## Directive
Reproduce exactly the lines below, starting with the line that contains "Transcribe the text in this document." and ending with the last line of the records, both included, and nothing else.

## Entries taken from a collection
** Begin **

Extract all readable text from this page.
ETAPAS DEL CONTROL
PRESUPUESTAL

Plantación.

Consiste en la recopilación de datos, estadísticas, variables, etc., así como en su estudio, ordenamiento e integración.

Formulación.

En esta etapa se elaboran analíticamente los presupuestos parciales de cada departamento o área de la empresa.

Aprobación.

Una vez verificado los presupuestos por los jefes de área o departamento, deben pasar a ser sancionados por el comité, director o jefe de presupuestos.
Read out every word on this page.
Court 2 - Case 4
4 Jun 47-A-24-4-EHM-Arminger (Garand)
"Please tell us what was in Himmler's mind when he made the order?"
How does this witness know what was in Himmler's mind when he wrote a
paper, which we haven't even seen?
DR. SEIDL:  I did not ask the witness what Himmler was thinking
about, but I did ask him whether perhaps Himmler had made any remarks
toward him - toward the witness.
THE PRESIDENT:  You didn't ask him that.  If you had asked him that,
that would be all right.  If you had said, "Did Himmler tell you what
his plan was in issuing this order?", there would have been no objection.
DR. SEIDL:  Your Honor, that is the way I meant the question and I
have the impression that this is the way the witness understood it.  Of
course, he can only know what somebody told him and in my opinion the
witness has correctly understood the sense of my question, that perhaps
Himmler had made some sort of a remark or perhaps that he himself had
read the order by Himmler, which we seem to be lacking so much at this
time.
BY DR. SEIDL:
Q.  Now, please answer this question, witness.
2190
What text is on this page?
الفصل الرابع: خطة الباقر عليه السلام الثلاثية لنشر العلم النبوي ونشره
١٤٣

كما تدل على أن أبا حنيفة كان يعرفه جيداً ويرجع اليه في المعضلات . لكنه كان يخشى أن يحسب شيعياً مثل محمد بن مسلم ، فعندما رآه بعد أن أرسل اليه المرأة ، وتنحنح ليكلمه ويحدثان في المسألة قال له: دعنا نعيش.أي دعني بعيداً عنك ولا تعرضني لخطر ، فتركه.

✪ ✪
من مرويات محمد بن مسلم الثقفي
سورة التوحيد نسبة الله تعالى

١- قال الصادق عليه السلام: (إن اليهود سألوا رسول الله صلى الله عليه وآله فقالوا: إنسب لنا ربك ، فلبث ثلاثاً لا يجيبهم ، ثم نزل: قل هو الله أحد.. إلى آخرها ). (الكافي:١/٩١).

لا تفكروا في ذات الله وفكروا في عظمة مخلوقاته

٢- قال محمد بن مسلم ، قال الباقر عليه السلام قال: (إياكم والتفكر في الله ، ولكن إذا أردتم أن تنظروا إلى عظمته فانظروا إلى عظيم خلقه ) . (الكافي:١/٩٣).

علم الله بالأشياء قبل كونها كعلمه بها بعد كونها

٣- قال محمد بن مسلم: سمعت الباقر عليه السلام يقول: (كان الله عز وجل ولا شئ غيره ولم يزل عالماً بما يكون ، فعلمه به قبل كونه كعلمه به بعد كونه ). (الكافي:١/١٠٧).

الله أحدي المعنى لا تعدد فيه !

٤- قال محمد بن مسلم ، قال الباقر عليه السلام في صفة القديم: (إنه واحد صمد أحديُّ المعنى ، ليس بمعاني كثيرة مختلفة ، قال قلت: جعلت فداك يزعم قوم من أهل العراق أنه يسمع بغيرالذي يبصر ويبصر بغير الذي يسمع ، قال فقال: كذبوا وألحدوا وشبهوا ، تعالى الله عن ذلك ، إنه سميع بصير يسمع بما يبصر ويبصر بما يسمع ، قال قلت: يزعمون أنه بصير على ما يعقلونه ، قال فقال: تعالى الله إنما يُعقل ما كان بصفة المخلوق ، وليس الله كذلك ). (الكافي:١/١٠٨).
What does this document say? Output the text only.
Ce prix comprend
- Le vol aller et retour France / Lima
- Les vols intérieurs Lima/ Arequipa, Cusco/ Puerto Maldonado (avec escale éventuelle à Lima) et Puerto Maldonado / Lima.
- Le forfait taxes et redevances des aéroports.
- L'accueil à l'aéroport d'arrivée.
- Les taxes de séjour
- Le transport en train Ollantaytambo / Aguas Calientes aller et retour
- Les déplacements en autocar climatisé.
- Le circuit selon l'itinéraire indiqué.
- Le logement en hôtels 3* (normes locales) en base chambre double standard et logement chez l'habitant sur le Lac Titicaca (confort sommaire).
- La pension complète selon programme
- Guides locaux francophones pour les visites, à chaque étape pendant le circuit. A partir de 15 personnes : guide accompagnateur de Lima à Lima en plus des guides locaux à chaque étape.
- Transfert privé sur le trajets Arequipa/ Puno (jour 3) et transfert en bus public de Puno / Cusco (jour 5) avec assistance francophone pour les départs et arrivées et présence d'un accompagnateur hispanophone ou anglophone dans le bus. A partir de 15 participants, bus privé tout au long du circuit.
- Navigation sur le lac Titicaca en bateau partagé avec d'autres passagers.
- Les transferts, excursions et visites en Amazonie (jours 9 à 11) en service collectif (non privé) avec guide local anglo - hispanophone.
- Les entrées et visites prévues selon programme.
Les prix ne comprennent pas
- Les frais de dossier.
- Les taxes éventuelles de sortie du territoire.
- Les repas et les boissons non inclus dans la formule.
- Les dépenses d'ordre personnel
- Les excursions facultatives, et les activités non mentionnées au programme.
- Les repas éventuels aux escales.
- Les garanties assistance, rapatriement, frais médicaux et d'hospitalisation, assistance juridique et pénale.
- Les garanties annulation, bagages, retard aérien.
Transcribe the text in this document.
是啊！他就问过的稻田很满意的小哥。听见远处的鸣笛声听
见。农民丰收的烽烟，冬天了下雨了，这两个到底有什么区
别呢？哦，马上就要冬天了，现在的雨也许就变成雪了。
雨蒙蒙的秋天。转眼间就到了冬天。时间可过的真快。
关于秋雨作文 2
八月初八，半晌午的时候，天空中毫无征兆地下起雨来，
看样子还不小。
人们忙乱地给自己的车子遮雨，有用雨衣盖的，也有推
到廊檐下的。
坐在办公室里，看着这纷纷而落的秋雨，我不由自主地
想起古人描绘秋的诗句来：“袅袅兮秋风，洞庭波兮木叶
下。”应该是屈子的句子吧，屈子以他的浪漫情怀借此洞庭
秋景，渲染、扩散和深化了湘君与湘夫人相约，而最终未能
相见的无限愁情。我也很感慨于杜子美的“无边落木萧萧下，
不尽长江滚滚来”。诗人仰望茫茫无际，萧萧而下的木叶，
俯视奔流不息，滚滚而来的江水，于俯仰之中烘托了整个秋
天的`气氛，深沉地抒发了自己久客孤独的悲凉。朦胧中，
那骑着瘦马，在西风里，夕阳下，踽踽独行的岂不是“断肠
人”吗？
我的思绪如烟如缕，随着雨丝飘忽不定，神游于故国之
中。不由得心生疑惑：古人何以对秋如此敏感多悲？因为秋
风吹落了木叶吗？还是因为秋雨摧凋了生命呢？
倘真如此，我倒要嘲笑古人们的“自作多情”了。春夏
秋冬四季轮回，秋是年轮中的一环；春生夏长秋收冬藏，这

** End **

## Written answer
Transcribe the text in this document.
是啊！他就问过的稻田很满意的小哥。听见远处的鸣笛声听
见。农民丰收的烽烟，冬天了下雨了，这两个到底有什么区
别呢？哦，马上就要冬天了，现在的雨也许就变成雪了。
雨蒙蒙的秋天。转眼间就到了冬天。时间可过的真快。
关于秋雨作文 2
八月初八，半晌午的时候，天空中毫无征兆地下起雨来，
看样子还不小。
人们忙乱地给自己的车子遮雨，有用雨衣盖的，也有推
到廊檐下的。
坐在办公室里，看着这纷纷而落的秋雨，我不由自主地
想起古人描绘秋的诗句来：“袅袅兮秋风，洞庭波兮木叶
下。”应该是屈子的句子吧，屈子以他的浪漫情怀借此洞庭
秋景，渲染、扩散和深化了湘君与湘夫人相约，而最终未能
相见的无限愁情。我也很感慨于杜子美的“无边落木萧萧下，
不尽长江滚滚来”。诗人仰望茫茫无际，萧萧而下的木叶，
俯视奔流不息，滚滚而来的江水，于俯仰之中烘托了整个秋
天的`气氛，深沉地抒发了自己久客孤独的悲凉。朦胧中，
那骑着瘦马，在西风里，夕阳下，踽踽独行的岂不是“断肠
人”吗？
我的思绪如烟如缕，随着雨丝飘忽不定，神游于故国之
中。不由得心生疑惑：古人何以对秋如此敏感多悲？因为秋
风吹落了木叶吗？还是因为秋雨摧凋了生命呢？
倘真如此，我倒要嘲笑古人们的“自作多情”了。春夏
秋冬四季轮回，秋是年轮中的一环；春生夏长秋收冬藏，这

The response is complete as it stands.